__What is required__
Copy out each line that mentions the word "Modeling".

__Record list__
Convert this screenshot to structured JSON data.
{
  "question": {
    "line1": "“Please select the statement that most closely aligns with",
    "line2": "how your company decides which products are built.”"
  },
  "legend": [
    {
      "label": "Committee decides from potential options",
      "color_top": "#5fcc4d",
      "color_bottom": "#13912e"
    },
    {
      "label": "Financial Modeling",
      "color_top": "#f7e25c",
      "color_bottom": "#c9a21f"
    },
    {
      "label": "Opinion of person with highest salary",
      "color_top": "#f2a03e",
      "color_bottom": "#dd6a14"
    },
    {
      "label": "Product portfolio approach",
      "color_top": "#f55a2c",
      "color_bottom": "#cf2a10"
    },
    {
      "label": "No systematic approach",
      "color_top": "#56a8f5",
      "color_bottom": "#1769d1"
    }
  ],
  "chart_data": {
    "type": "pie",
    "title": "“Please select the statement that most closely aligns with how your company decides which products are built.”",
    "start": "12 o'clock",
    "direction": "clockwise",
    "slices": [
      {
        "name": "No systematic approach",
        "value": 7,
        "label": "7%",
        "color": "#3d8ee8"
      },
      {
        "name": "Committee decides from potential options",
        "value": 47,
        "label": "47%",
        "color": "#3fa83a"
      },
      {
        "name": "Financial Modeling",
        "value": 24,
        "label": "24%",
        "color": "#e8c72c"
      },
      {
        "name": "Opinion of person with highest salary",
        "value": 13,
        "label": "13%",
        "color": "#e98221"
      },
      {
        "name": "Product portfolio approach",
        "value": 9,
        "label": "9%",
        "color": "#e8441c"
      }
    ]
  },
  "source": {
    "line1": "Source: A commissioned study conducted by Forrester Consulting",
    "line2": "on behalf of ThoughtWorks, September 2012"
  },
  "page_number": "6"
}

__Exercise output__
      "label": "Financial Modeling",
        "name": "Financial Modeling",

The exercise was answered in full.